## Work to complete
Reproduce the listing below word for word, with no pictures.

## Collection entries
★ ★ ★ ★ ★ ★ ★
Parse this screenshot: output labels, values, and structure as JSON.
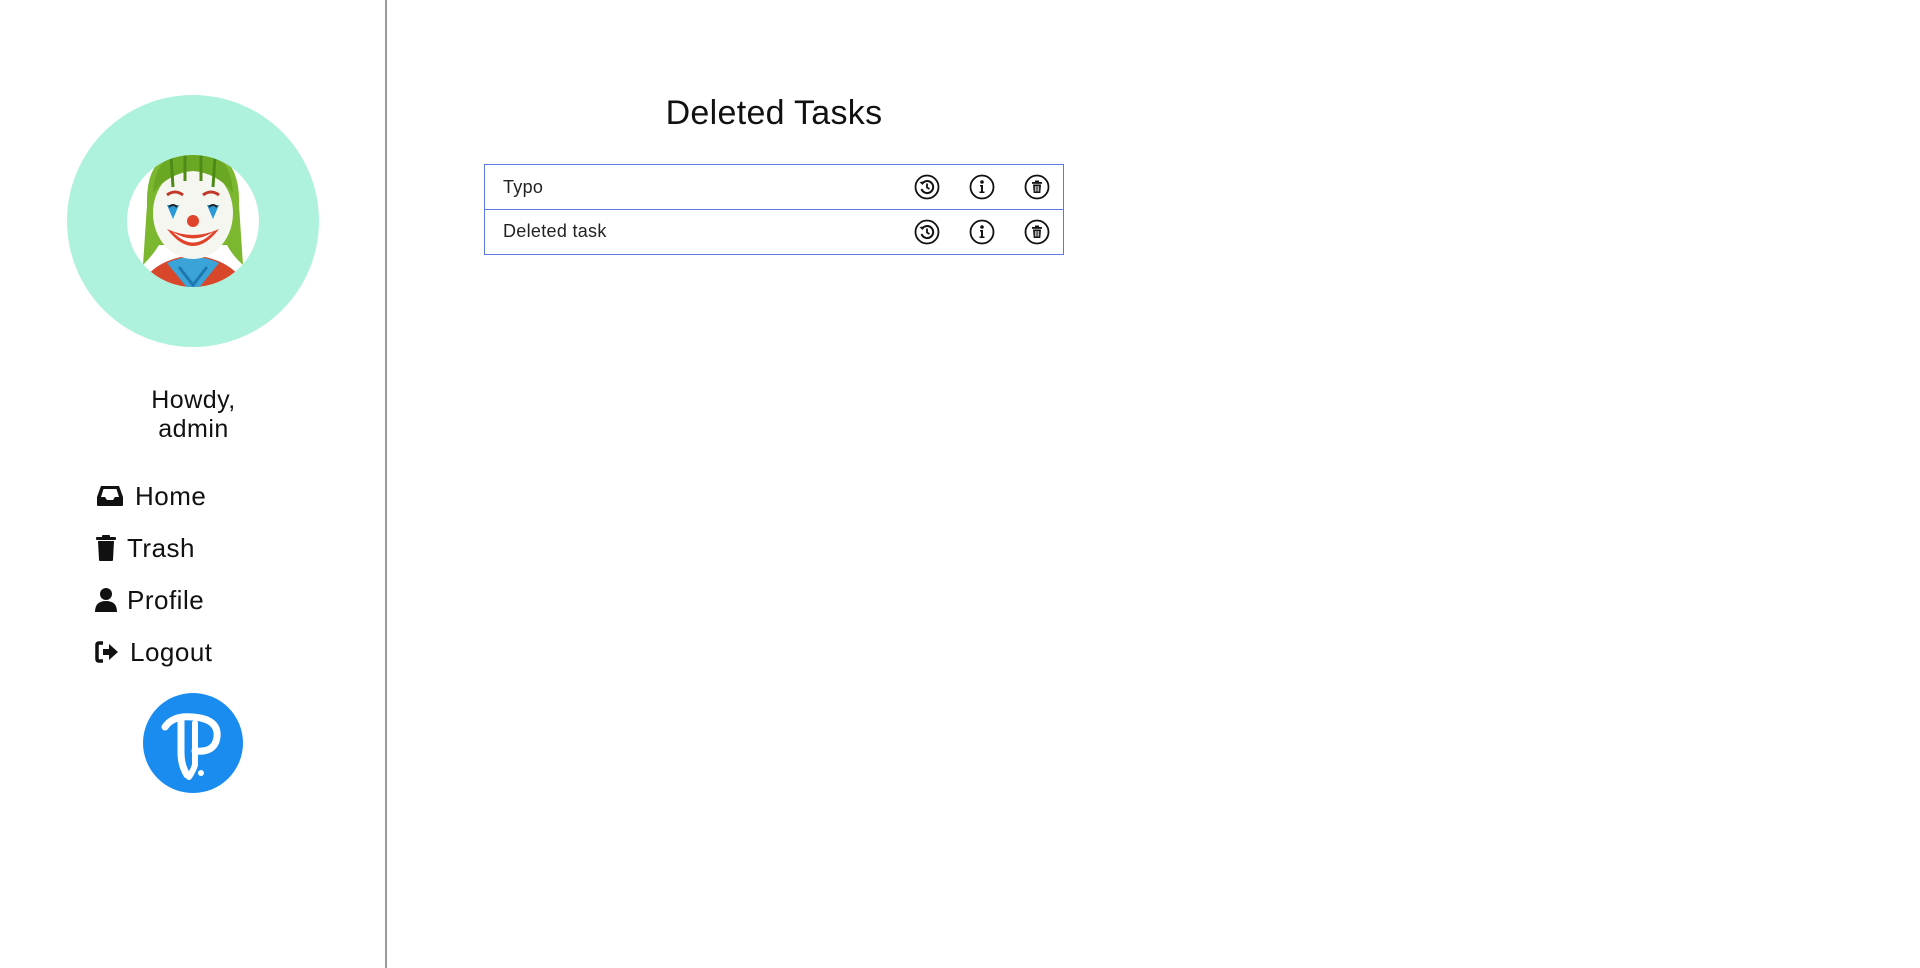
{
  "sidebar": {
    "avatar_icon": "joker-avatar",
    "greeting_line1": "Howdy,",
    "greeting_line2": "admin",
    "nav": [
      {
        "label": "Home",
        "icon": "inbox-icon"
      },
      {
        "label": "Trash",
        "icon": "trash-icon"
      },
      {
        "label": "Profile",
        "icon": "user-icon"
      },
      {
        "label": "Logout",
        "icon": "logout-icon"
      }
    ],
    "logo_icon": "tp-logo"
  },
  "main": {
    "title": "Deleted Tasks",
    "tasks": [
      {
        "name": "Typo",
        "actions": [
          "restore-icon",
          "info-icon",
          "delete-icon"
        ]
      },
      {
        "name": "Deleted task",
        "actions": [
          "restore-icon",
          "info-icon",
          "delete-icon"
        ]
      }
    ]
  },
  "colors": {
    "avatar_bg": "#aef2de",
    "row_border": "#5b78e6",
    "logo_blue": "#1a8cf0",
    "divider": "#9a9a9a"
  }
}
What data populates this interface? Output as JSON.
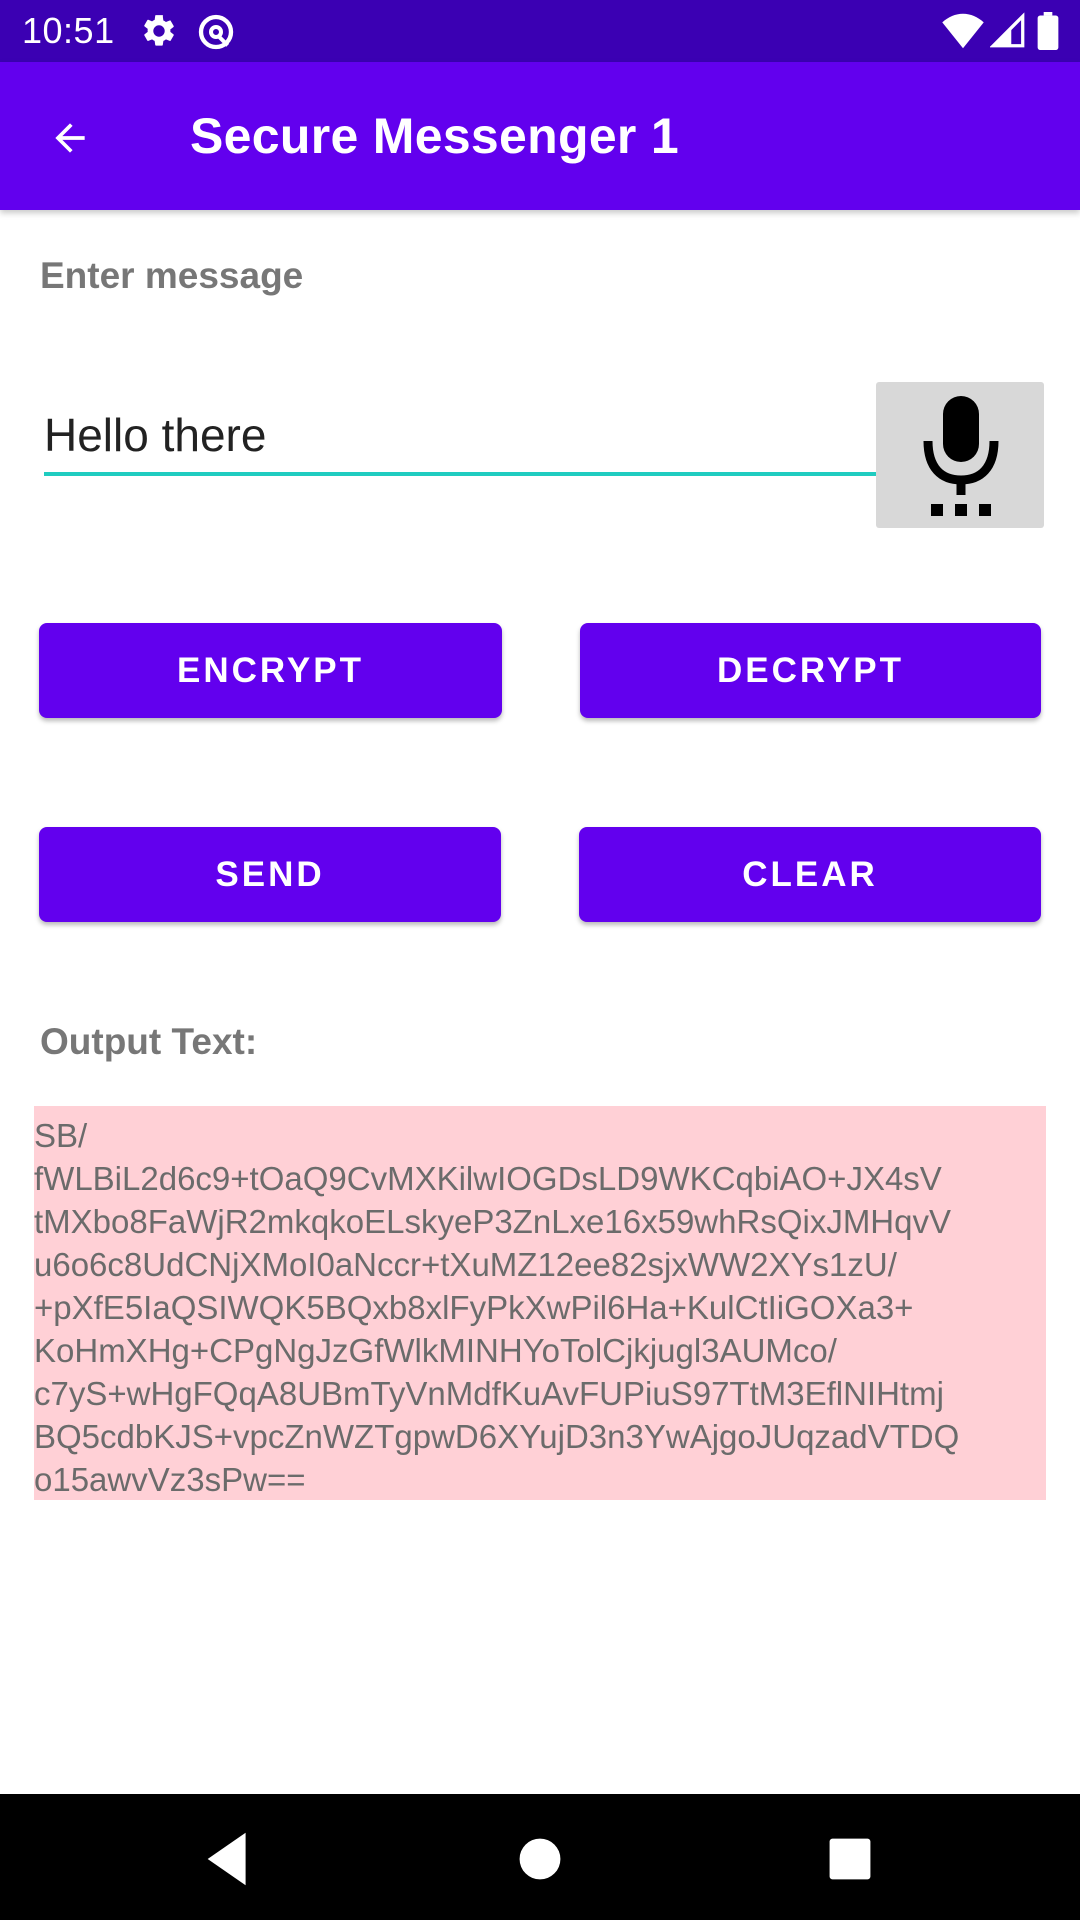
{
  "status_bar": {
    "time": "10:51",
    "icons": [
      "gear-icon",
      "at-sign-icon",
      "wifi-icon",
      "cell-signal-icon",
      "battery-icon"
    ]
  },
  "app_bar": {
    "title": "Secure Messenger 1",
    "back_icon": "arrow-back-icon",
    "color": "#6200ee"
  },
  "form": {
    "enter_message_label": "Enter message",
    "message_value": "Hello there",
    "mic_icon": "microphone-icon"
  },
  "buttons": {
    "encrypt": "ENCRYPT",
    "decrypt": "DECRYPT",
    "send": "SEND",
    "clear": "CLEAR"
  },
  "output": {
    "label": "Output Text:",
    "lines": [
      "SB/",
      "fWLBiL2d6c9+tOaQ9CvMXKilwIOGDsLD9WKCqbiAO+JX4sV",
      "tMXbo8FaWjR2mkqkoELskyeP3ZnLxe16x59whRsQixJMHqvV",
      "u6o6c8UdCNjXMoI0aNccr+tXuMZ12ee82sjxWW2XYs1zU/",
      "+pXfE5IaQSIWQK5BQxb8xlFyPkXwPil6Ha+KulCtIiGOXa3+",
      "KoHmXHg+CPgNgJzGfWlkMINHYoTolCjkjugl3AUMco/",
      "c7yS+wHgFQqA8UBmTyVnMdfKuAvFUPiuS97TtM3EflNIHtmj",
      "BQ5cdbKJS+vpcZnWZTgpwD6XYujD3n3YwAjgoJUqzadVTDQ",
      "o15awvVz3sPw=="
    ],
    "background": "#ffd0d6"
  },
  "nav_bar": {
    "icons": [
      "nav-back-icon",
      "nav-home-icon",
      "nav-recents-icon"
    ]
  }
}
★ ★ ★ ★ ★ ★ ★
## Solution for this problem
Parse this screenshot: output labels, values, and structure as JSON.
{
  "sidebar": {
    "avatar_icon": "joker-avatar",
    "greeting_line1": "Howdy,",
    "greeting_line2": "admin",
    "nav": [
      {
        "label": "Home",
        "icon": "inbox-icon"
      },
      {
        "label": "Trash",
        "icon": "trash-icon"
      },
      {
        "label": "Profile",
        "icon": "user-icon"
      },
      {
        "label": "Logout",
        "icon": "logout-icon"
      }
    ],
    "logo_icon": "tp-logo"
  },
  "main": {
    "title": "Deleted Tasks",
    "tasks": [
      {
        "name": "Typo",
        "actions": [
          "restore-icon",
          "info-icon",
          "delete-icon"
        ]
      },
      {
        "name": "Deleted task",
        "actions": [
          "restore-icon",
          "info-icon",
          "delete-icon"
        ]
      }
    ]
  },
  "colors": {
    "avatar_bg": "#aef2de",
    "row_border": "#5b78e6",
    "logo_blue": "#1a8cf0",
    "divider": "#9a9a9a"
  }
}
What data populates this interface? Output as JSON.
{
  "status_bar": {
    "time": "10:51",
    "icons": [
      "gear-icon",
      "at-sign-icon",
      "wifi-icon",
      "cell-signal-icon",
      "battery-icon"
    ]
  },
  "app_bar": {
    "title": "Secure Messenger 1",
    "back_icon": "arrow-back-icon",
    "color": "#6200ee"
  },
  "form": {
    "enter_message_label": "Enter message",
    "message_value": "Hello there",
    "mic_icon": "microphone-icon"
  },
  "buttons": {
    "encrypt": "ENCRYPT",
    "decrypt": "DECRYPT",
    "send": "SEND",
    "clear": "CLEAR"
  },
  "output": {
    "label": "Output Text:",
    "lines": [
      "SB/",
      "fWLBiL2d6c9+tOaQ9CvMXKilwIOGDsLD9WKCqbiAO+JX4sV",
      "tMXbo8FaWjR2mkqkoELskyeP3ZnLxe16x59whRsQixJMHqvV",
      "u6o6c8UdCNjXMoI0aNccr+tXuMZ12ee82sjxWW2XYs1zU/",
      "+pXfE5IaQSIWQK5BQxb8xlFyPkXwPil6Ha+KulCtIiGOXa3+",
      "KoHmXHg+CPgNgJzGfWlkMINHYoTolCjkjugl3AUMco/",
      "c7yS+wHgFQqA8UBmTyVnMdfKuAvFUPiuS97TtM3EflNIHtmj",
      "BQ5cdbKJS+vpcZnWZTgpwD6XYujD3n3YwAjgoJUqzadVTDQ",
      "o15awvVz3sPw=="
    ],
    "background": "#ffd0d6"
  },
  "nav_bar": {
    "icons": [
      "nav-back-icon",
      "nav-home-icon",
      "nav-recents-icon"
    ]
  }
}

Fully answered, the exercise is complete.